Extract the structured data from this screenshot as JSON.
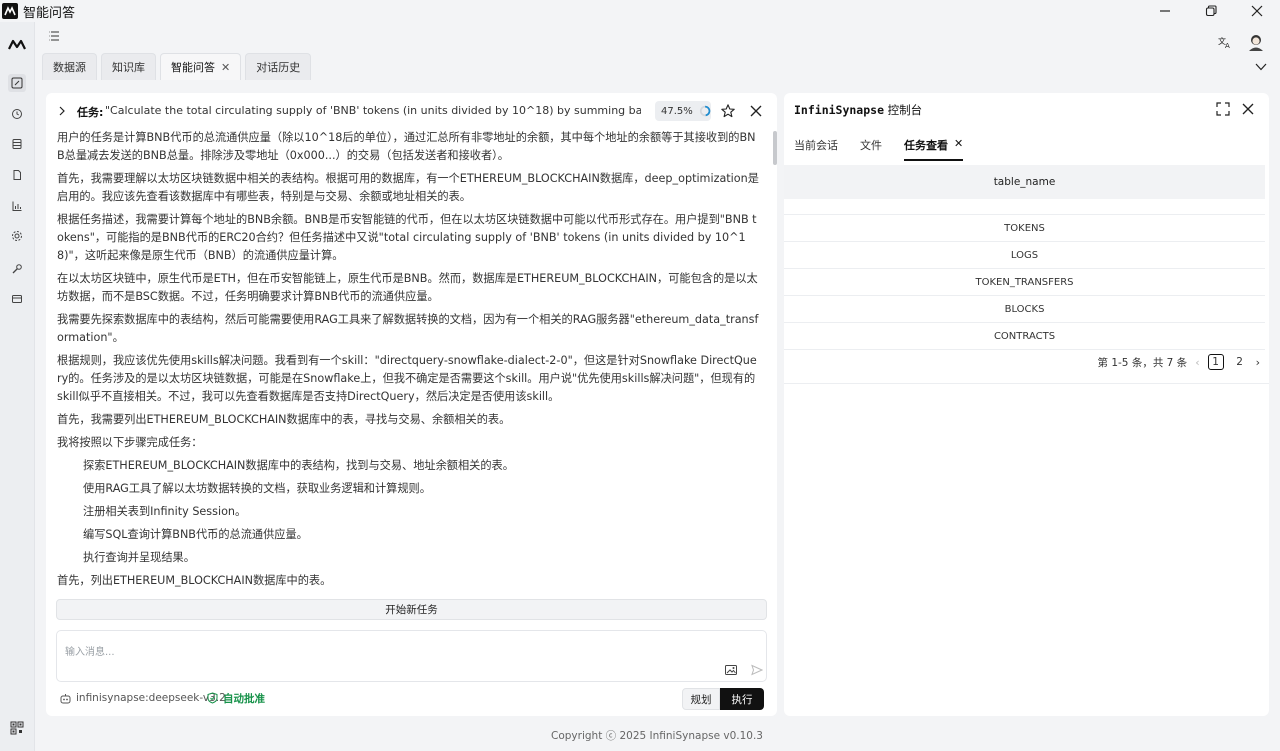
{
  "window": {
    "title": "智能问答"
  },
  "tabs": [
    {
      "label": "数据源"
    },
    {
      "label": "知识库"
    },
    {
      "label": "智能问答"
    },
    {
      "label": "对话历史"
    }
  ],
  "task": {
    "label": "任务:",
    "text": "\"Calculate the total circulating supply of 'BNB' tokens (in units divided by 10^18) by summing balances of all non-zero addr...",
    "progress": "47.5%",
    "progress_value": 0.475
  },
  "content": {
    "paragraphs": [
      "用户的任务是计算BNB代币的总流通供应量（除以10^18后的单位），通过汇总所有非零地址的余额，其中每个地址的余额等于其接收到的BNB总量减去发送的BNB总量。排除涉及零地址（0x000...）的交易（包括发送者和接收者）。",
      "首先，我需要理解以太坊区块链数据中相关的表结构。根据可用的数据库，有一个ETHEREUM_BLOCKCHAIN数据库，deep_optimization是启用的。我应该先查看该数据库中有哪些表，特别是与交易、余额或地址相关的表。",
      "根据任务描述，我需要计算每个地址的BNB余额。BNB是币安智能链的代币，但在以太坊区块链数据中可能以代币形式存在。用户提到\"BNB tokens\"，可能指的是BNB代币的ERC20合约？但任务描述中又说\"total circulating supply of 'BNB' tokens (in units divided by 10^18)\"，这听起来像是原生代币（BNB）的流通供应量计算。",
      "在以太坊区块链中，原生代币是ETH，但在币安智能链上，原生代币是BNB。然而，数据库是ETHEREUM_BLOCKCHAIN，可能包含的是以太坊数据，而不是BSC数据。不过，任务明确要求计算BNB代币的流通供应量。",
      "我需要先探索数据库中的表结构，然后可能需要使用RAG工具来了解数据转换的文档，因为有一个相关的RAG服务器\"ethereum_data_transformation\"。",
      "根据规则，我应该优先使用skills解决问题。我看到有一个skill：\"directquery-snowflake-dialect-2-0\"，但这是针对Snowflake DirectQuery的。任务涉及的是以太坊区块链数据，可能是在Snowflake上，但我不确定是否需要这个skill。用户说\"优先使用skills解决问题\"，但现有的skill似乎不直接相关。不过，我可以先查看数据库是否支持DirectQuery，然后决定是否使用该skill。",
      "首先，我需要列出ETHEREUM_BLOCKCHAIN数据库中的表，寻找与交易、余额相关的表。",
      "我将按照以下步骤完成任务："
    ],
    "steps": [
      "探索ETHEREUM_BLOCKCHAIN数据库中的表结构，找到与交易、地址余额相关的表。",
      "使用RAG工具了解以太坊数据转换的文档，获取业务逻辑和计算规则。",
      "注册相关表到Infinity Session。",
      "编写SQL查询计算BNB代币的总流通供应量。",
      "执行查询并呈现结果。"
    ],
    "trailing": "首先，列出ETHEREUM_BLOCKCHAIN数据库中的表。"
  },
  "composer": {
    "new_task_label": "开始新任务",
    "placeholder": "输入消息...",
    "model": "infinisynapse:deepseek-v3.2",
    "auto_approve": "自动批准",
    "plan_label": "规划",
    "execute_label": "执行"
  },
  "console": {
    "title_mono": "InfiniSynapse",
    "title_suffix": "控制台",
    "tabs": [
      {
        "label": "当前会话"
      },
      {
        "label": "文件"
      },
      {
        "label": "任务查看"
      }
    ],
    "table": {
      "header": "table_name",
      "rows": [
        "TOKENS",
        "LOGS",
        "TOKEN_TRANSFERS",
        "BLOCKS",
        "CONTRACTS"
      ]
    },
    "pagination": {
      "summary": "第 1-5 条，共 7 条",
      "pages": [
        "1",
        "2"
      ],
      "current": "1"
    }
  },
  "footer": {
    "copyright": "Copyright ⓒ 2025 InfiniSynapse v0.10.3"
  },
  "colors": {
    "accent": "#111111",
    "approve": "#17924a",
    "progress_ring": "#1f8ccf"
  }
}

◆ WHAT TO PRODUCE: Among the records above, find each line holding the string "supply" and pull it out.

◆ RESULT:
    "text": "\"Calculate the total circulating supply of 'BNB' tokens (in units divided by 10^18) by summing balances of all non-zero addr...",
      "根据任务描述，我需要计算每个地址的BNB余额。BNB是币安智能链的代币，但在以太坊区块链数据中可能以代币形式存在。用户提到\"BNB tokens\"，可能指的是BNB代币的ERC20合约？但任务描述中又说\"total circulating supply of 'BNB' tokens (in units divided by 10^18)\"，这听起来像是原生代币（BNB）的流通供应量计算。",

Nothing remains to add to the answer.